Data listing
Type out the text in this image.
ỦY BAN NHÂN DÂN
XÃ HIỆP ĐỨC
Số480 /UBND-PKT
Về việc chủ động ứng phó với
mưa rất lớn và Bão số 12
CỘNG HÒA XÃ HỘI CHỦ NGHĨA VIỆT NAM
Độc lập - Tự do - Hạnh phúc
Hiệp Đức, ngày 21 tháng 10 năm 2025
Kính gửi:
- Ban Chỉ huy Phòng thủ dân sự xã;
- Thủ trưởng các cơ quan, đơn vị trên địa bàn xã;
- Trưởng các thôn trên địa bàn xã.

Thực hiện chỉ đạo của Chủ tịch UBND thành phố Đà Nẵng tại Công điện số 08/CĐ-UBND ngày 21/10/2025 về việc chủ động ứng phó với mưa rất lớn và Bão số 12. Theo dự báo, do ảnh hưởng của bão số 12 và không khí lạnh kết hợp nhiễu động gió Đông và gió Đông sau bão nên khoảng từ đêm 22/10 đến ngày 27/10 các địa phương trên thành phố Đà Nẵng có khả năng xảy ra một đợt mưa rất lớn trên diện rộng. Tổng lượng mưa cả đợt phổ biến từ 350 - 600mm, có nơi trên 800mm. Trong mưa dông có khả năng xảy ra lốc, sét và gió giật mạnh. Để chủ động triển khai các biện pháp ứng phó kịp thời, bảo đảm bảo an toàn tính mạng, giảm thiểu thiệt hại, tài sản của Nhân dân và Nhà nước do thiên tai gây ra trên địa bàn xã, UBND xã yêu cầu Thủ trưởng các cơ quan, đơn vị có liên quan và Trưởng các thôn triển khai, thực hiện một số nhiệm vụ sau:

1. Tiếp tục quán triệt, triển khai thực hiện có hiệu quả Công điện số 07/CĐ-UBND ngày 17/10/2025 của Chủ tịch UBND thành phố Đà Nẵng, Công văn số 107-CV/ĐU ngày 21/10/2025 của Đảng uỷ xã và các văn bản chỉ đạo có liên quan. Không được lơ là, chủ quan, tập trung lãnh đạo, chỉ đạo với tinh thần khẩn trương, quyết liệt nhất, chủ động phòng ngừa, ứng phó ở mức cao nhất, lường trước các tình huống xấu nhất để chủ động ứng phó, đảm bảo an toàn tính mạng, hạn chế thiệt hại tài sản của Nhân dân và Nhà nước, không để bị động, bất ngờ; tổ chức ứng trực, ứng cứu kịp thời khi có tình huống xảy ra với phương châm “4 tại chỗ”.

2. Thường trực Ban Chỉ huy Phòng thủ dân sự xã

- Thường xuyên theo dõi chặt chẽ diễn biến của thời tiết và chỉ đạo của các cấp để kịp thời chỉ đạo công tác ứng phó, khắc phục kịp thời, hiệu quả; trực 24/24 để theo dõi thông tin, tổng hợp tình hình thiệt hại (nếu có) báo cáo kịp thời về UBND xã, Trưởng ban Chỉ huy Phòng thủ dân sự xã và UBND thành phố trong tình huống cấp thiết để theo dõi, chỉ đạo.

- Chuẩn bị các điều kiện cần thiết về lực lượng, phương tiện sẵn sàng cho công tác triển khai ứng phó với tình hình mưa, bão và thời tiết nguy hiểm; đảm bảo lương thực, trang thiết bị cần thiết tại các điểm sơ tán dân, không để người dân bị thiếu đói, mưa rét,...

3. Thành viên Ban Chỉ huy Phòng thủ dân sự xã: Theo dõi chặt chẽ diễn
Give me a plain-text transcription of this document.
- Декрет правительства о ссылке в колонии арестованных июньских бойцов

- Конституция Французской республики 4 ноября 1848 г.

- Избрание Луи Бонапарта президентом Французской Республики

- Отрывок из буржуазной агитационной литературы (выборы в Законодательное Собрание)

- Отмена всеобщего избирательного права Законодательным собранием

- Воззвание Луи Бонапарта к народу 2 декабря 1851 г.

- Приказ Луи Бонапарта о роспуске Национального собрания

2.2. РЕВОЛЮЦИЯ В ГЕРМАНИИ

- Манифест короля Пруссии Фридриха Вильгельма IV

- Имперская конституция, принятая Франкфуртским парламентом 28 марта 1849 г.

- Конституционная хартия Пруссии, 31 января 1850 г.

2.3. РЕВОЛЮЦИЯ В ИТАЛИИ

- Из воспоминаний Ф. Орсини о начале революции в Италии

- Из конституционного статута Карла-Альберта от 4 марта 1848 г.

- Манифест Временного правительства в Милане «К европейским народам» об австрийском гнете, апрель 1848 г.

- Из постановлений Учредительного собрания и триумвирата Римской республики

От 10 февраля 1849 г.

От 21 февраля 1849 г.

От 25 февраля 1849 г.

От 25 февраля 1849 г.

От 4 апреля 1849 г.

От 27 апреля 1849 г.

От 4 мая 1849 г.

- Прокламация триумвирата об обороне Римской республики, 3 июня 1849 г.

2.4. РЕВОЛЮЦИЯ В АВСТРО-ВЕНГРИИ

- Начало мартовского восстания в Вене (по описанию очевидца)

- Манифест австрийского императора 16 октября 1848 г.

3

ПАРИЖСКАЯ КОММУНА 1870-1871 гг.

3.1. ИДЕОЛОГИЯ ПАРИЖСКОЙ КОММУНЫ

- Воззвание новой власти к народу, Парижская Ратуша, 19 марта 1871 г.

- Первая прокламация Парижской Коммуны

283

▸ GIVEN EXERCISE:
Write out the records above again, keeping each one identical to the original.

▸ ANSWER FOR THIS EXERCISE:
Type out the text in this image.
ỦY BAN NHÂN DÂN
XÃ HIỆP ĐỨC
Số480 /UBND-PKT
Về việc chủ động ứng phó với
mưa rất lớn và Bão số 12
CỘNG HÒA XÃ HỘI CHỦ NGHĨA VIỆT NAM
Độc lập - Tự do - Hạnh phúc
Hiệp Đức, ngày 21 tháng 10 năm 2025
Kính gửi:
- Ban Chỉ huy Phòng thủ dân sự xã;
- Thủ trưởng các cơ quan, đơn vị trên địa bàn xã;
- Trưởng các thôn trên địa bàn xã.

Thực hiện chỉ đạo của Chủ tịch UBND thành phố Đà Nẵng tại Công điện số 08/CĐ-UBND ngày 21/10/2025 về việc chủ động ứng phó với mưa rất lớn và Bão số 12. Theo dự báo, do ảnh hưởng của bão số 12 và không khí lạnh kết hợp nhiễu động gió Đông và gió Đông sau bão nên khoảng từ đêm 22/10 đến ngày 27/10 các địa phương trên thành phố Đà Nẵng có khả năng xảy ra một đợt mưa rất lớn trên diện rộng. Tổng lượng mưa cả đợt phổ biến từ 350 - 600mm, có nơi trên 800mm. Trong mưa dông có khả năng xảy ra lốc, sét và gió giật mạnh. Để chủ động triển khai các biện pháp ứng phó kịp thời, bảo đảm bảo an toàn tính mạng, giảm thiểu thiệt hại, tài sản của Nhân dân và Nhà nước do thiên tai gây ra trên địa bàn xã, UBND xã yêu cầu Thủ trưởng các cơ quan, đơn vị có liên quan và Trưởng các thôn triển khai, thực hiện một số nhiệm vụ sau:

1. Tiếp tục quán triệt, triển khai thực hiện có hiệu quả Công điện số 07/CĐ-UBND ngày 17/10/2025 của Chủ tịch UBND thành phố Đà Nẵng, Công văn số 107-CV/ĐU ngày 21/10/2025 của Đảng uỷ xã và các văn bản chỉ đạo có liên quan. Không được lơ là, chủ quan, tập trung lãnh đạo, chỉ đạo với tinh thần khẩn trương, quyết liệt nhất, chủ động phòng ngừa, ứng phó ở mức cao nhất, lường trước các tình huống xấu nhất để chủ động ứng phó, đảm bảo an toàn tính mạng, hạn chế thiệt hại tài sản của Nhân dân và Nhà nước, không để bị động, bất ngờ; tổ chức ứng trực, ứng cứu kịp thời khi có tình huống xảy ra với phương châm “4 tại chỗ”.

2. Thường trực Ban Chỉ huy Phòng thủ dân sự xã

- Thường xuyên theo dõi chặt chẽ diễn biến của thời tiết và chỉ đạo của các cấp để kịp thời chỉ đạo công tác ứng phó, khắc phục kịp thời, hiệu quả; trực 24/24 để theo dõi thông tin, tổng hợp tình hình thiệt hại (nếu có) báo cáo kịp thời về UBND xã, Trưởng ban Chỉ huy Phòng thủ dân sự xã và UBND thành phố trong tình huống cấp thiết để theo dõi, chỉ đạo.

- Chuẩn bị các điều kiện cần thiết về lực lượng, phương tiện sẵn sàng cho công tác triển khai ứng phó với tình hình mưa, bão và thời tiết nguy hiểm; đảm bảo lương thực, trang thiết bị cần thiết tại các điểm sơ tán dân, không để người dân bị thiếu đói, mưa rét,...

3. Thành viên Ban Chỉ huy Phòng thủ dân sự xã: Theo dõi chặt chẽ diễn
Give me a plain-text transcription of this document.
- Декрет правительства о ссылке в колонии арестованных июньских бойцов

- Конституция Французской республики 4 ноября 1848 г.

- Избрание Луи Бонапарта президентом Французской Республики

- Отрывок из буржуазной агитационной литературы (выборы в Законодательное Собрание)

- Отмена всеобщего избирательного права Законодательным собранием

- Воззвание Луи Бонапарта к народу 2 декабря 1851 г.

- Приказ Луи Бонапарта о роспуске Национального собрания

2.2. РЕВОЛЮЦИЯ В ГЕРМАНИИ

- Манифест короля Пруссии Фридриха Вильгельма IV

- Имперская конституция, принятая Франкфуртским парламентом 28 марта 1849 г.

- Конституционная хартия Пруссии, 31 января 1850 г.

2.3. РЕВОЛЮЦИЯ В ИТАЛИИ

- Из воспоминаний Ф. Орсини о начале революции в Италии

- Из конституционного статута Карла-Альберта от 4 марта 1848 г.

- Манифест Временного правительства в Милане «К европейским народам» об австрийском гнете, апрель 1848 г.

- Из постановлений Учредительного собрания и триумвирата Римской республики

От 10 февраля 1849 г.

От 21 февраля 1849 г.

От 25 февраля 1849 г.

От 25 февраля 1849 г.

От 4 апреля 1849 г.

От 27 апреля 1849 г.

От 4 мая 1849 г.

- Прокламация триумвирата об обороне Римской республики, 3 июня 1849 г.

2.4. РЕВОЛЮЦИЯ В АВСТРО-ВЕНГРИИ

- Начало мартовского восстания в Вене (по описанию очевидца)

- Манифест австрийского императора 16 октября 1848 г.

3

ПАРИЖСКАЯ КОММУНА 1870-1871 гг.

3.1. ИДЕОЛОГИЯ ПАРИЖСКОЙ КОММУНЫ

- Воззвание новой власти к народу, Парижская Ратуша, 19 марта 1871 г.

- Первая прокламация Парижской Коммуны

283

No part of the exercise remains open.